Skip to content

← Back

Hero illustration for chapter 13, Seven Failure Modes

Failure Modes

Seven Failure Modes

Recognizing common failure patterns early and turning them into concrete safeguards.

Why this chapter matters

Failure modes are useful because they convert vague anxiety into concrete preparation. Teams that can name likely failures early can design countermeasures before the cost curve steepens.

Key points for your team

Seven common failure modes in early AI-native adoption:

  1. Spec vacuum: implementation begins before intent is stable.
  2. Context drift: agents work from stale or partial constraints.
  3. Automation theater: impressive demos without production-grade controls.
  4. Policy lag: permissions and controls trail usage patterns.
  5. Reliability blind spots: insufficient traces and weak evidence chains.
  6. Accountability ambiguity: unclear human ownership at release time.
  7. Scale-before-discipline: autonomy increases faster than operating maturity.

These modes appear across industries because they are workflow and governance problems, not vendor-specific tool problems.

What to review with your team

Run a failure mode workshop and score each mode by:

  • Likelihood in the next 90 days.
  • Potential impact on customers or operations.
  • Current mitigation strength.

Then assign one owner and one near-term mitigation per high-scoring mode.

The exercise is intentionally lightweight. The point is to move from awareness to ownership.

Put this into practice

Pick your top two failure modes and define measurable safeguards with dates, owners, and verification checks.

> What the task requires
From the failure modes chapter, reproduce verbatim the passage between "Recognizing common failure" and "intent is stable.", inclusive.

> Raw data

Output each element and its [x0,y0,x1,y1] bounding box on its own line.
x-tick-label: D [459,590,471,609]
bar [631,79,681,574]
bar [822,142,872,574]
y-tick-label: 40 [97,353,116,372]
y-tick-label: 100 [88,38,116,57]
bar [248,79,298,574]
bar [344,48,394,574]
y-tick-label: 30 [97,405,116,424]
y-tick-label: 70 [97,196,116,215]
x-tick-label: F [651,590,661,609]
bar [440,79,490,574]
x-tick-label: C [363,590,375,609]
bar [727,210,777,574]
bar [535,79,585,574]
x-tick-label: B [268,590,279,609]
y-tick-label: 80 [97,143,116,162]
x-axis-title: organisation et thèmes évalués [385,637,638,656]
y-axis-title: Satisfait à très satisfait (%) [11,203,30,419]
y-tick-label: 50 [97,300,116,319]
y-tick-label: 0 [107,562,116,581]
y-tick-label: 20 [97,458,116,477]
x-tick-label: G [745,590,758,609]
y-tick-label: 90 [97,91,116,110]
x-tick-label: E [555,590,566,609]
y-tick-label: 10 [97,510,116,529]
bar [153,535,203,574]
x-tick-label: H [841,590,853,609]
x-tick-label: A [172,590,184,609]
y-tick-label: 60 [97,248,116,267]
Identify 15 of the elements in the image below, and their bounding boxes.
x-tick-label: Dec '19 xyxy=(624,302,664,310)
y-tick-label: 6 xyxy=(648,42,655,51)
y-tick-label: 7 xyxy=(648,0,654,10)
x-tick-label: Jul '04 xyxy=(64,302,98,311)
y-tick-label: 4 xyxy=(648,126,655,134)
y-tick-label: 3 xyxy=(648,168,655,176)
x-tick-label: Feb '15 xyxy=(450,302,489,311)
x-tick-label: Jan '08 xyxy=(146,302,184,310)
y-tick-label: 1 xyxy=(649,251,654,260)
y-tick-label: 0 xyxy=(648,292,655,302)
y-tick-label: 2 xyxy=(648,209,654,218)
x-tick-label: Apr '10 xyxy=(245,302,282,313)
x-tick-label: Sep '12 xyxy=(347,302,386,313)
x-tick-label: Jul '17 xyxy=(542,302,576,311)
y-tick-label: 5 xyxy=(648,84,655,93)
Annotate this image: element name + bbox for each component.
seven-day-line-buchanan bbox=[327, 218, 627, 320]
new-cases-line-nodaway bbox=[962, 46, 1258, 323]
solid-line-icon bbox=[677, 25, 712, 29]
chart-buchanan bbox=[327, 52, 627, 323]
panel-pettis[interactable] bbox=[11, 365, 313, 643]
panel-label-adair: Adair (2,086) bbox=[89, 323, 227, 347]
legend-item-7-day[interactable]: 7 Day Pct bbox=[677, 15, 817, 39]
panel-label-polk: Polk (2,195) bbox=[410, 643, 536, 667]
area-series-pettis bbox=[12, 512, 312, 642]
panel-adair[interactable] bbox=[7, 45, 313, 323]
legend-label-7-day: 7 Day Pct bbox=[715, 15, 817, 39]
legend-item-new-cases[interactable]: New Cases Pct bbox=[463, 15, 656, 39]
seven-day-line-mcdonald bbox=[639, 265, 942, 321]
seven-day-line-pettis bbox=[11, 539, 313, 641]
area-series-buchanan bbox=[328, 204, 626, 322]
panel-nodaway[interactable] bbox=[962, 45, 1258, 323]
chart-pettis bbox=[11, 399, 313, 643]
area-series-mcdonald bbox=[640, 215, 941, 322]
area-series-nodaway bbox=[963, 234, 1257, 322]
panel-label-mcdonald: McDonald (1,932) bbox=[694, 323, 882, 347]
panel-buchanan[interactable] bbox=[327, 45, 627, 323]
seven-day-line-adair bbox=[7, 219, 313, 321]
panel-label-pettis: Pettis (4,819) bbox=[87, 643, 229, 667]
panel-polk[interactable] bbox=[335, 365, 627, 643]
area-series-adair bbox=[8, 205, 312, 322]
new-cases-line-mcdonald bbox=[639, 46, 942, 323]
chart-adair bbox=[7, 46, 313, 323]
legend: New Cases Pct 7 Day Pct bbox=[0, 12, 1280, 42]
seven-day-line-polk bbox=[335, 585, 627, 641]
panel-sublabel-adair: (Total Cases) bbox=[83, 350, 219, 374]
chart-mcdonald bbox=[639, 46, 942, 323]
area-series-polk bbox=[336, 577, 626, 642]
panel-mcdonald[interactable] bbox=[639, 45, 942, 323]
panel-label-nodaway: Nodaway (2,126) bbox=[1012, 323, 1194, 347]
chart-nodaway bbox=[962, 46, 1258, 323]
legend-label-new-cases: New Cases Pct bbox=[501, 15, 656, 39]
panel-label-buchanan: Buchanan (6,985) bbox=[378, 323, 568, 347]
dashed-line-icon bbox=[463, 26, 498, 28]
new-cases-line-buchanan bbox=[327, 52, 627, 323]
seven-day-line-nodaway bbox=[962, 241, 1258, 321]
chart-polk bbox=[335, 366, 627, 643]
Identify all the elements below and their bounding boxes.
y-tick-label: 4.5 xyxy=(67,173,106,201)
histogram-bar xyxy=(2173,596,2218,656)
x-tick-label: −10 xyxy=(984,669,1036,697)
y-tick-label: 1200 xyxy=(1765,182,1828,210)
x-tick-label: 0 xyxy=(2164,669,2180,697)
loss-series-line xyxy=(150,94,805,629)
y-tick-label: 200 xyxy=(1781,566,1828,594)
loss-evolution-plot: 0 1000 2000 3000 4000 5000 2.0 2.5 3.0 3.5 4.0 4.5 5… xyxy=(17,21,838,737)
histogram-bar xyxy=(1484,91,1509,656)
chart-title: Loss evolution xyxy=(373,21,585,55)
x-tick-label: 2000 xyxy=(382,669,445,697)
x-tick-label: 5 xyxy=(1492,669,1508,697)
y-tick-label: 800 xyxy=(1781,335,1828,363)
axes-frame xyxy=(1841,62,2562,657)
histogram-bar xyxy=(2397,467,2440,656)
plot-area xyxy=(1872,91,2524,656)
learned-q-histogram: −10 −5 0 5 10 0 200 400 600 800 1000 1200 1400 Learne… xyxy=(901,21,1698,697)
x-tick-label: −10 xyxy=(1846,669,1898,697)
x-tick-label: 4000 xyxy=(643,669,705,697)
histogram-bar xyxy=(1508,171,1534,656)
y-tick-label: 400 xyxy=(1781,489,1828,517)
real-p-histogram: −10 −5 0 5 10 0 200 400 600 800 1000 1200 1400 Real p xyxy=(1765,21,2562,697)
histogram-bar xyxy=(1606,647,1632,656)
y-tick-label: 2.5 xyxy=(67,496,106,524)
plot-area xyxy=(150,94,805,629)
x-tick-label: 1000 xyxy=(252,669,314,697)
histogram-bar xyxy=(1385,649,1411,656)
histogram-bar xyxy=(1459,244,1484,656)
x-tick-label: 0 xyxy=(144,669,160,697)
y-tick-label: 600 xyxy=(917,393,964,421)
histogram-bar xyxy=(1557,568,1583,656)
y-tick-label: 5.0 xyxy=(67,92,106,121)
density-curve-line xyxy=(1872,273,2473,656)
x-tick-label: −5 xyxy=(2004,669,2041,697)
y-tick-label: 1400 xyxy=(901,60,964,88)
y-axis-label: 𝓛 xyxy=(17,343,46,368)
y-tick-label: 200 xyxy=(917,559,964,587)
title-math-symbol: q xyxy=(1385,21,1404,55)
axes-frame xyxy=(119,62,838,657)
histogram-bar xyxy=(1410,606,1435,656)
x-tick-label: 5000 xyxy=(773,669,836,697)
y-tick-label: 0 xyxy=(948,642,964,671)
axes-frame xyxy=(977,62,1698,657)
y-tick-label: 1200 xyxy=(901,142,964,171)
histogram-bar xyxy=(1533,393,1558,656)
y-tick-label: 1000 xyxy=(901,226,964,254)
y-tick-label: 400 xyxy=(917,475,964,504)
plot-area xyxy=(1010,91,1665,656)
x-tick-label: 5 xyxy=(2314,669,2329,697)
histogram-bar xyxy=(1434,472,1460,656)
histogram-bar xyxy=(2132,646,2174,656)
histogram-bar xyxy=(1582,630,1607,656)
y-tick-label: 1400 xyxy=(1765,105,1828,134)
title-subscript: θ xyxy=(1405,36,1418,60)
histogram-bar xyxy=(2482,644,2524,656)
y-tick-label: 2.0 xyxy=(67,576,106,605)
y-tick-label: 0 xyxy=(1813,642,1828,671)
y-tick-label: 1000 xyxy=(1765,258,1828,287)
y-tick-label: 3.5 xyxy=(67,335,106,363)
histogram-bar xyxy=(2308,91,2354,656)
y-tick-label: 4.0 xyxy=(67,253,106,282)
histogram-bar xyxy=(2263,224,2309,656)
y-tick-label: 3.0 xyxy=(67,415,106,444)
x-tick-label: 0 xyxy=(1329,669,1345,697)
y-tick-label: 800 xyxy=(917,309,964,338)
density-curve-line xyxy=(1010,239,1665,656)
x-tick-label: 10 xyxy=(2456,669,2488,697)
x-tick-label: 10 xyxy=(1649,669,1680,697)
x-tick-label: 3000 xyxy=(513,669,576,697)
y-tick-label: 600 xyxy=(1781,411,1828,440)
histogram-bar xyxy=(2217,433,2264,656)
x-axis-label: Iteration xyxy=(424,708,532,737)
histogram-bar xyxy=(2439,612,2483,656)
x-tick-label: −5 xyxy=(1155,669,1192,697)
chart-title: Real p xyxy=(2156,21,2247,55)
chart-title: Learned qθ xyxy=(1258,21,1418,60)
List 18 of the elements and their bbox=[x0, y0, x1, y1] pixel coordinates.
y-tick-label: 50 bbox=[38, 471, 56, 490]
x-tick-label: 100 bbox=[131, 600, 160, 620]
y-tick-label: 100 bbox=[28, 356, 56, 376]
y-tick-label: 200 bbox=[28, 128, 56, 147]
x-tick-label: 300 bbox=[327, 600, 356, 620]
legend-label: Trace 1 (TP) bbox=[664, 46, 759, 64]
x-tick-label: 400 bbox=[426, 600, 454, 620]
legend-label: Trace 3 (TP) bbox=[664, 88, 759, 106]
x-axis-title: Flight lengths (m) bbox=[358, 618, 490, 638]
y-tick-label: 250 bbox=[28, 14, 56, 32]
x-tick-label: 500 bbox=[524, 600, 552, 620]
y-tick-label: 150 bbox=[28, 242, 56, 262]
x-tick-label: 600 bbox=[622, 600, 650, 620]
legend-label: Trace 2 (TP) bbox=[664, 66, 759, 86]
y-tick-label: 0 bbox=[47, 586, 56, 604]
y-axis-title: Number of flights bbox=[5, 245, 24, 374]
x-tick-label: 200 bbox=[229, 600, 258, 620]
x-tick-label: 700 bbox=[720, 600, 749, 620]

> Problem solution
Recognizing common failure patterns early and turning them into concrete safeguards.

Why this chapter matters

Failure modes are useful because they convert vague anxiety into concrete preparation. Teams that can name likely failures early can design countermeasures before the cost curve steepens.

Key points for your team

Seven common failure modes in early AI-native adoption:

  1. Spec vacuum: implementation begins before intent is stable.